━━ Text to read
Published 16/08/2016

Sam Neill
Sam Neill

Jurassic Park actor Sam Neill has caused controversy by labelling the Australian city of Sydney a "pointless place".

Sam Neill has divided opinion by labelling the Australian city of Sydney a "pointless place".

The 68-year-old Jurassic Park actor was born in Northern Ireland but moved to New Zealand when he was a child. He then relocated to Sydney in the 1970s, and claims his former hometown has lost much of the vibrancy that made it such a unique place to live.

“I’m grumpy because Sydney used to be such a vibrant and exciting place in the late ’70s and early ’80s,” Neill said at an event to announce the annual Tropfest short film festival's new venue in Parramatta, western Sydney, on Monday (15Aug16).

"There was an extraordinary culture but the vibrancy has been sucked out of the place."

Neill cited the city's lockout laws, which were introduced in 2014 by the New South Wales government in a bid to make the city safer after several fatal assaults fuelled by alcohol, as one of the main reasons for Sydney's atmospheric decline. The rules mean that bars in the main city and late night area Kings Cross have been forced to stop allowing entry after 1.30am and stop serving drinks after 3am.

"I particularly lament the lockout, which has taken the guts out of the nightlife of Sydney - and Sydney without nightlife is a pointless place,” Neill, who is believed to own a property in Sydney, continued.
━━━━
→ **Exercise task**
Can you copy, word for word, the part of the Sam Neill article that opens with "The 68-year-old Jurassic" and closes with "on Monday (15Aug16)."?
━━ Listing
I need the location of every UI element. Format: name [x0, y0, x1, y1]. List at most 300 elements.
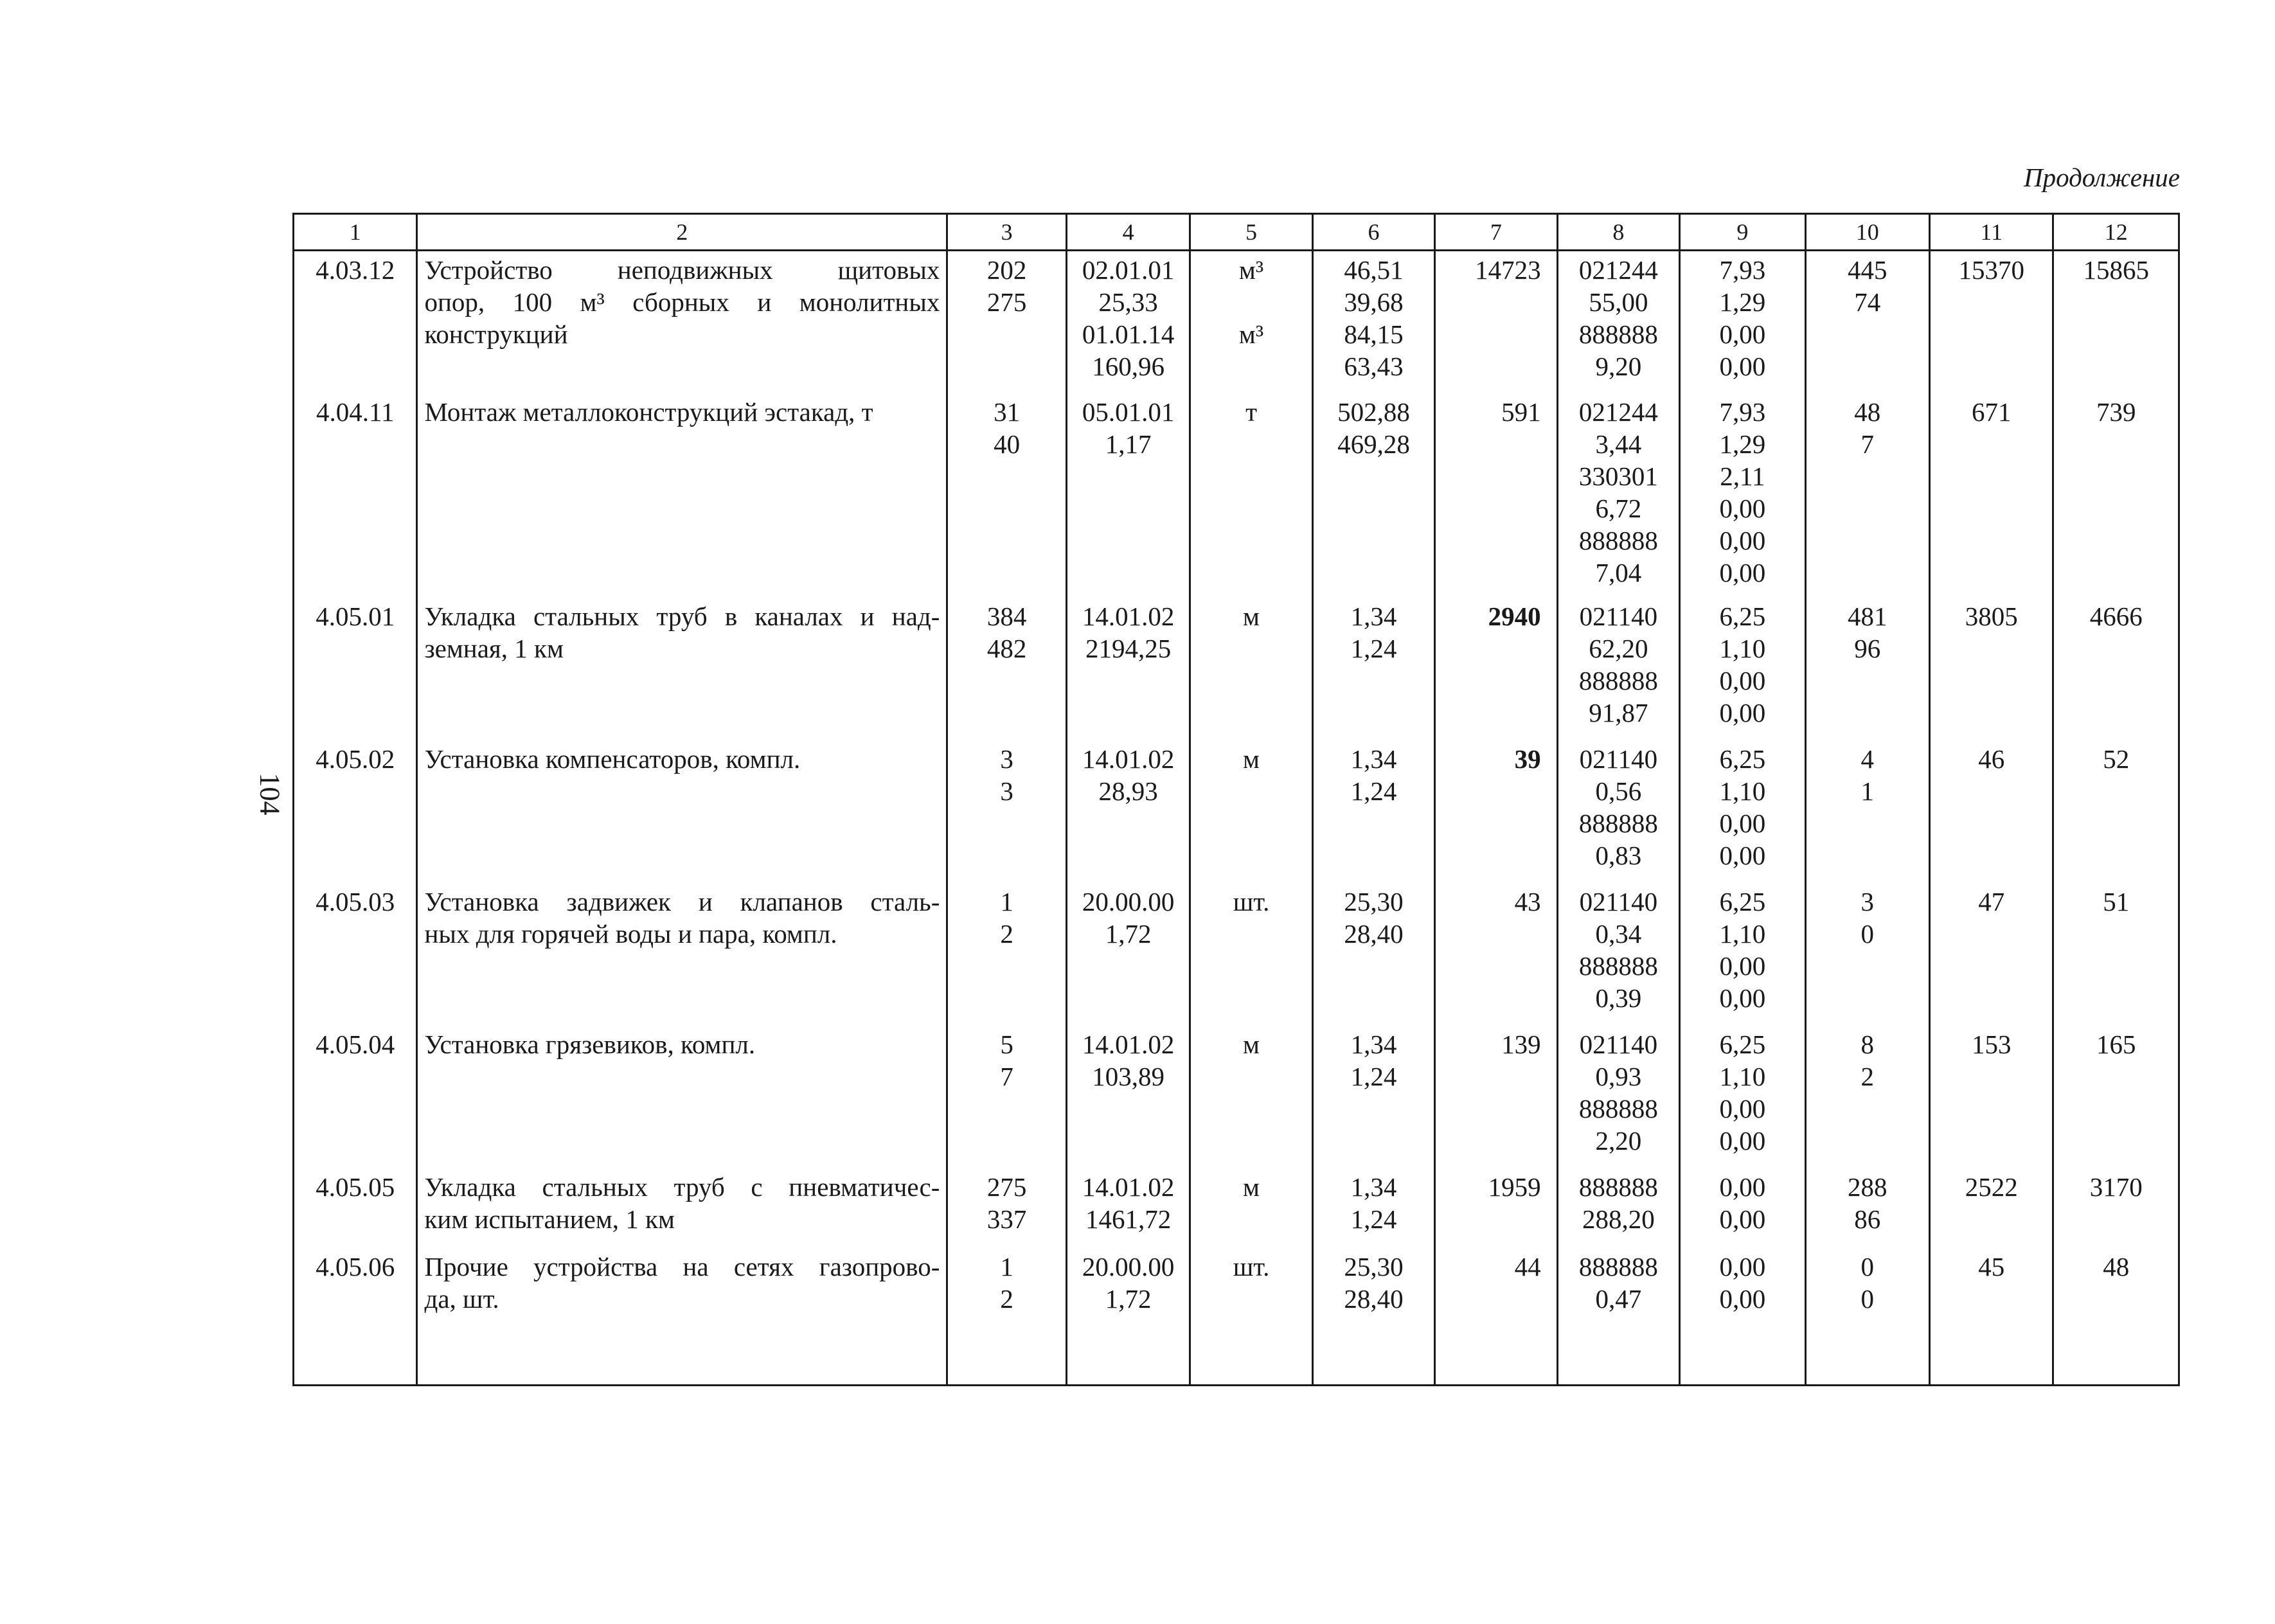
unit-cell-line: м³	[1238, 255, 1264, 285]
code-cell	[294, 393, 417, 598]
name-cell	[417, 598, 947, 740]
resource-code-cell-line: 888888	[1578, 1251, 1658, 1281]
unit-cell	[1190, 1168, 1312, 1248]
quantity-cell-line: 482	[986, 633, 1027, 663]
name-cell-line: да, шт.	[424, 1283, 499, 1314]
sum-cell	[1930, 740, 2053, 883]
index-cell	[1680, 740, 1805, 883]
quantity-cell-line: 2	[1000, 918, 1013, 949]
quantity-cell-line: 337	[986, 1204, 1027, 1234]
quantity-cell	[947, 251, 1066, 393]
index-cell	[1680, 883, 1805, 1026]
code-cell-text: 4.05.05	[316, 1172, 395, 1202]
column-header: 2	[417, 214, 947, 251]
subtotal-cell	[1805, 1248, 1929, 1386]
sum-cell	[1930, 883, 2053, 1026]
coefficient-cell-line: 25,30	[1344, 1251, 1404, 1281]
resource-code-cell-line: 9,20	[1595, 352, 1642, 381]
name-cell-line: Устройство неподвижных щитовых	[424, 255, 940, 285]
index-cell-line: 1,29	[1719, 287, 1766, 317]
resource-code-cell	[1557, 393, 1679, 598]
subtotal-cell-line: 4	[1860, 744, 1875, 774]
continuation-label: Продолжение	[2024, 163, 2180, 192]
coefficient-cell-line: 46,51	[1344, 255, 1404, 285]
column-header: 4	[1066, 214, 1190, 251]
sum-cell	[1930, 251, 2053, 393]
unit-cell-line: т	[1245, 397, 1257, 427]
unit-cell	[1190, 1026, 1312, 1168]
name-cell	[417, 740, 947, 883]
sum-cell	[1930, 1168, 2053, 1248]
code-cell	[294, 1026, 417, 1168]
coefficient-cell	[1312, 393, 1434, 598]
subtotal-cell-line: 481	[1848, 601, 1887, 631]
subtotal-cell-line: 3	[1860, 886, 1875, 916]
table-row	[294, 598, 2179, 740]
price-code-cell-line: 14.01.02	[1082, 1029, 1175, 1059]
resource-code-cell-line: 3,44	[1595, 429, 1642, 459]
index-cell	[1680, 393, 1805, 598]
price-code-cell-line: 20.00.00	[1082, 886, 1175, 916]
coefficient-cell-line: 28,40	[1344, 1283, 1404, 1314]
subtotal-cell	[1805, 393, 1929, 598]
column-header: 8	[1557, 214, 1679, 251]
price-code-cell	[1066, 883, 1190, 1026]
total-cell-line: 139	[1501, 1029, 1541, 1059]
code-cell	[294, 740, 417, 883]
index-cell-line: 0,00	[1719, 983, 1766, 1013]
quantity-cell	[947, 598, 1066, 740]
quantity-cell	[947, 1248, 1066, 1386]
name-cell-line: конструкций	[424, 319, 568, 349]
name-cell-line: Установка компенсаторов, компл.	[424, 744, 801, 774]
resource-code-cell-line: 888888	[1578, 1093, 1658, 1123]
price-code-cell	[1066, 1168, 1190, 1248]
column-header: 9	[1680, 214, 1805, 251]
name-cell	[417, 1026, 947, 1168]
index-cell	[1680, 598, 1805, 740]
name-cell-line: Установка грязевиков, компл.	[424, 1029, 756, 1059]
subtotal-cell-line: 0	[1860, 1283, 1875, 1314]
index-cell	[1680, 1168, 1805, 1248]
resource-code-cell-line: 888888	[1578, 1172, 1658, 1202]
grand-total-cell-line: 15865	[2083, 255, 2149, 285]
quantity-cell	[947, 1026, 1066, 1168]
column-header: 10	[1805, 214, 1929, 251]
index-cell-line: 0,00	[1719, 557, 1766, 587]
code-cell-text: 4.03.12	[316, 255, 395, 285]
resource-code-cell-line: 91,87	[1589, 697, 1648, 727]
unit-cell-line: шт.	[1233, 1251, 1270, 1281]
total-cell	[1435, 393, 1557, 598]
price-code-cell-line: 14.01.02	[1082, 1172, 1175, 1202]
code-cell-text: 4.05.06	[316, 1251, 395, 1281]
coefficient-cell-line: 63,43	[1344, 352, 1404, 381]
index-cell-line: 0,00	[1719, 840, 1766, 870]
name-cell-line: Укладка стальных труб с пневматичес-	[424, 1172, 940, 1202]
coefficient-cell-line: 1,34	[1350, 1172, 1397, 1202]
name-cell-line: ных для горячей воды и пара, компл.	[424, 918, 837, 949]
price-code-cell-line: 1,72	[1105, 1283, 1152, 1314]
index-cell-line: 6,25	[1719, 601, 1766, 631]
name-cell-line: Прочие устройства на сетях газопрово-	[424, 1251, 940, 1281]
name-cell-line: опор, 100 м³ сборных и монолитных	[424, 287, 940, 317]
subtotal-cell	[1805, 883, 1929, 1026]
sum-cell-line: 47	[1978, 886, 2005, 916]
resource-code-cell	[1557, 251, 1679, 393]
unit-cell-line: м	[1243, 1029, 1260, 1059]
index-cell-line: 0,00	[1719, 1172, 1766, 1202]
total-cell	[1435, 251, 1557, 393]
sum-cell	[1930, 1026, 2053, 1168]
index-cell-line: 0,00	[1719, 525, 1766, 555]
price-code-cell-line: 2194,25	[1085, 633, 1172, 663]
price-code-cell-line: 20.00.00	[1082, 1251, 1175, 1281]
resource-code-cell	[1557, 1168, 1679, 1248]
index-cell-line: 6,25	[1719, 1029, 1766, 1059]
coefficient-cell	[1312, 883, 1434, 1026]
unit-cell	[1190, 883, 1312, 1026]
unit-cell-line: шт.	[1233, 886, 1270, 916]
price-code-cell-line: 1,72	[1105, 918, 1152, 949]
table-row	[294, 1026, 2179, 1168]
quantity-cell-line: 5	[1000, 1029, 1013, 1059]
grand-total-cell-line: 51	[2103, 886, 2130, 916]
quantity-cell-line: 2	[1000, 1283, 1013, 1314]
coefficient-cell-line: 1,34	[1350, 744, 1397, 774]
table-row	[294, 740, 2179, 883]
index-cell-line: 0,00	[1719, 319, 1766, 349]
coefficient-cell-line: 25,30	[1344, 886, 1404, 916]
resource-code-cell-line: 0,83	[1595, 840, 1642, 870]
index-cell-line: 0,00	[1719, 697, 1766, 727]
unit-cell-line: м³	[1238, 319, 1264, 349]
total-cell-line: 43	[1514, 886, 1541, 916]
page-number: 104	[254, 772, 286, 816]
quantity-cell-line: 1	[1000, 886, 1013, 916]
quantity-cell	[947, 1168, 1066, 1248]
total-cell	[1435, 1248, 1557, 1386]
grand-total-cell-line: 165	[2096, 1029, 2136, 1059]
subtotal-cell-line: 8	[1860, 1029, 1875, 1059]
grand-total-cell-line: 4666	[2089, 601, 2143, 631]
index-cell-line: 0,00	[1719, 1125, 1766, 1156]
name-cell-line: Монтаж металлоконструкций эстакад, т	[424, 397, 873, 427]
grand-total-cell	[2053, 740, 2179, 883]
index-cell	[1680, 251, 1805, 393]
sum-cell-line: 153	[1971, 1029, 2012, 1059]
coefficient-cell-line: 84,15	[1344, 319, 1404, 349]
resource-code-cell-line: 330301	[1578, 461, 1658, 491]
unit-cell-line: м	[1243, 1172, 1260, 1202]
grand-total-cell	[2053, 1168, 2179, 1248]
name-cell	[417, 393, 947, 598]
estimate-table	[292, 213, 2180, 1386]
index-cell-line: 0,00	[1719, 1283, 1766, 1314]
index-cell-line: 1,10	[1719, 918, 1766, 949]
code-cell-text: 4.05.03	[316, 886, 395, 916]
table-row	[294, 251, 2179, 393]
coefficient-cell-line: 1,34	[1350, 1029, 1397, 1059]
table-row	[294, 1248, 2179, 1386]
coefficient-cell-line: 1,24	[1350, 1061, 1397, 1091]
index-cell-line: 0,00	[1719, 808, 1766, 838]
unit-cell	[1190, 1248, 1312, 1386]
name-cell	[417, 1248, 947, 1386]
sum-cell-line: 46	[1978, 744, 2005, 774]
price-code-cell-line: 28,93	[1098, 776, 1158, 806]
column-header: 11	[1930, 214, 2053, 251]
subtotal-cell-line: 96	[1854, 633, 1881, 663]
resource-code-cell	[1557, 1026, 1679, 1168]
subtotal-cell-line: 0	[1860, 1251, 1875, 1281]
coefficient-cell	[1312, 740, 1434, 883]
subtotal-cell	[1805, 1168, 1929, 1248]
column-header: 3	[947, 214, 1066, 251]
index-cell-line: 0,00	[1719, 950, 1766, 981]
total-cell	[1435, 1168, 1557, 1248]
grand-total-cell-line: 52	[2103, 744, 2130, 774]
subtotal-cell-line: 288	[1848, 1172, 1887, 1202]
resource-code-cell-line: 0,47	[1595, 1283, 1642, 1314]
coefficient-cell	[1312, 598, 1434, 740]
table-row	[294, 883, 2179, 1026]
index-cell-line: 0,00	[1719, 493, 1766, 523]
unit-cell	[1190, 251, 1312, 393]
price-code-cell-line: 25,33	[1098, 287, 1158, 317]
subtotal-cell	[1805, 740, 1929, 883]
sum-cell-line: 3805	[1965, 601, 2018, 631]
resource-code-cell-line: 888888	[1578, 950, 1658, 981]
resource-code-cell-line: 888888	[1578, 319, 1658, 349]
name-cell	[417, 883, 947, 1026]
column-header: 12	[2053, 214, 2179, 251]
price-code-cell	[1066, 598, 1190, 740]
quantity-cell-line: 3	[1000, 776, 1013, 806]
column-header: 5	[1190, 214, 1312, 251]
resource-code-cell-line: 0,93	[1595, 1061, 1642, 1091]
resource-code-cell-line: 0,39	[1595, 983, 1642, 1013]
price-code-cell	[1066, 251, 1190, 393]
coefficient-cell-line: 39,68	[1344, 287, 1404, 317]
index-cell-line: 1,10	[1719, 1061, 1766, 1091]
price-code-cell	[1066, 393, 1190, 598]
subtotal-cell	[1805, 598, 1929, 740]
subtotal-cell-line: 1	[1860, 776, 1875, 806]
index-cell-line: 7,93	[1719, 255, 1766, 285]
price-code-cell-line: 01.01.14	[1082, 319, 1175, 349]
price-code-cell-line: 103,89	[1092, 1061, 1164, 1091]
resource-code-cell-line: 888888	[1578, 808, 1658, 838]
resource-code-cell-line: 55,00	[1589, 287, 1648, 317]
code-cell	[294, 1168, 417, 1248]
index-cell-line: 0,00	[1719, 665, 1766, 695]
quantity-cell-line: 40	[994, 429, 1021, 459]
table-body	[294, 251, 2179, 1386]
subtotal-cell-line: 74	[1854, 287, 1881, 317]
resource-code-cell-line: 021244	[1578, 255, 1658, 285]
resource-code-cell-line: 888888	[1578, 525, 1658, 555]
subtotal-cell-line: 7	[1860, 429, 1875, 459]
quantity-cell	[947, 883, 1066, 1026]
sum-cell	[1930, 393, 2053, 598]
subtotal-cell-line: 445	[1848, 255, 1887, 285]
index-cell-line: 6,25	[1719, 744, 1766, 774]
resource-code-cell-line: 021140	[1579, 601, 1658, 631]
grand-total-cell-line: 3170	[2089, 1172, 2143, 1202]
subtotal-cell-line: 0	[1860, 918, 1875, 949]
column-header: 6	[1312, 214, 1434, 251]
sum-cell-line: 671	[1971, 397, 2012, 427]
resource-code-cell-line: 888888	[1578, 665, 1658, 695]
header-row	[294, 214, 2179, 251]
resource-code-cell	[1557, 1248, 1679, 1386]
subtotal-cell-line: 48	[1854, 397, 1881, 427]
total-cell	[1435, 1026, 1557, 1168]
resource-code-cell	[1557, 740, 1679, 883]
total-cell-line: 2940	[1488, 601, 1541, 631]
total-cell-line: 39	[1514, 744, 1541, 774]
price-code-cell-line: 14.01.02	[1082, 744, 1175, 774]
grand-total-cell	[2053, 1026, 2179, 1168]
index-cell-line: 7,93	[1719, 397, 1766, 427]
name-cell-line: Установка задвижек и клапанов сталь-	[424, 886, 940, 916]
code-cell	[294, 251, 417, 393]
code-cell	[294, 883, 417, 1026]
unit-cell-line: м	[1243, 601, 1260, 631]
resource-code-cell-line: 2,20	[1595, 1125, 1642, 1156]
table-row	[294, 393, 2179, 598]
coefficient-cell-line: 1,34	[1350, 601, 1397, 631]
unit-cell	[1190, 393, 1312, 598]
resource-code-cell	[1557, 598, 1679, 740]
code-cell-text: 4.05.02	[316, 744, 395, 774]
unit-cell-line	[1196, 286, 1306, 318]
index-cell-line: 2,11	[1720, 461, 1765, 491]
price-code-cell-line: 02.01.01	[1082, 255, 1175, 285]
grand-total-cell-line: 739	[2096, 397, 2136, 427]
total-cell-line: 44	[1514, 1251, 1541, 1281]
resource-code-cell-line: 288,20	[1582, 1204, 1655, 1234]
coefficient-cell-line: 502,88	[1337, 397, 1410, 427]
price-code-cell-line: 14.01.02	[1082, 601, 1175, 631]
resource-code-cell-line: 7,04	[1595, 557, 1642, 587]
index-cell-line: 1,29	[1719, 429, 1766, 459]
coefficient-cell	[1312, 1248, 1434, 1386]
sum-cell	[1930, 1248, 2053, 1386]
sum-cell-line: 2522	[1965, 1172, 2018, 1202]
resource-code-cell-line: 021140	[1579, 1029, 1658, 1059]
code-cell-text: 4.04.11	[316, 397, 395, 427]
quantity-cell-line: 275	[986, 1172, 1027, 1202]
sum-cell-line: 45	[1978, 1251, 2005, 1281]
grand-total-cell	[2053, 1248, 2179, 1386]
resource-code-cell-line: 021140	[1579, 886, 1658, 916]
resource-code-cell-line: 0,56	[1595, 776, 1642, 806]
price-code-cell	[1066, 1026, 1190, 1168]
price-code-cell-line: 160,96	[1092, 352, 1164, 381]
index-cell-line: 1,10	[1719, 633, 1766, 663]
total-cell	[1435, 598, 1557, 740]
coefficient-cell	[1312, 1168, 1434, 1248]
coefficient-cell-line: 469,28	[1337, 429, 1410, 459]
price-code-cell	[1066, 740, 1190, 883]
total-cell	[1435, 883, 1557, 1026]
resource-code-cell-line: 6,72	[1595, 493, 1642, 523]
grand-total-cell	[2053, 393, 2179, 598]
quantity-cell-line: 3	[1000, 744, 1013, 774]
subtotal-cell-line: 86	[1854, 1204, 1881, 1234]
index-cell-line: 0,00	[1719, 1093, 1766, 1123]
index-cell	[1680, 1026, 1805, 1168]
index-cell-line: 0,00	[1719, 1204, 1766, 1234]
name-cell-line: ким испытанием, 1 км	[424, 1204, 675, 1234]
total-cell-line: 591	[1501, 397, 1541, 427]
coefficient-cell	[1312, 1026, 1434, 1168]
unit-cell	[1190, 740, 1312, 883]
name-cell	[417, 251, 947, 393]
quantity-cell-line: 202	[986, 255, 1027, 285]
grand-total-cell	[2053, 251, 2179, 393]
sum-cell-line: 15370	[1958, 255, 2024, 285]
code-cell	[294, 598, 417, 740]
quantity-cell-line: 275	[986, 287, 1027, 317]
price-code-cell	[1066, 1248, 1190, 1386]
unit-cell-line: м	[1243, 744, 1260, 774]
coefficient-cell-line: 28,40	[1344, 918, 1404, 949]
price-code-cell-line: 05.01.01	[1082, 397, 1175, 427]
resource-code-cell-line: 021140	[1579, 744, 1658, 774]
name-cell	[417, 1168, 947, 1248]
━━━━
→ **Written response**
The 68-year-old Jurassic Park actor was born in Northern Ireland but moved to New Zealand when he was a child. He then relocated to Sydney in the 1970s, and claims his former hometown has lost much of the vibrancy that made it such a unique place to live.

“I’m grumpy because Sydney used to be such a vibrant and exciting place in the late ’70s and early ’80s,” Neill said at an event to announce the annual Tropfest short film festival's new venue in Parramatta, western Sydney, on Monday (15Aug16).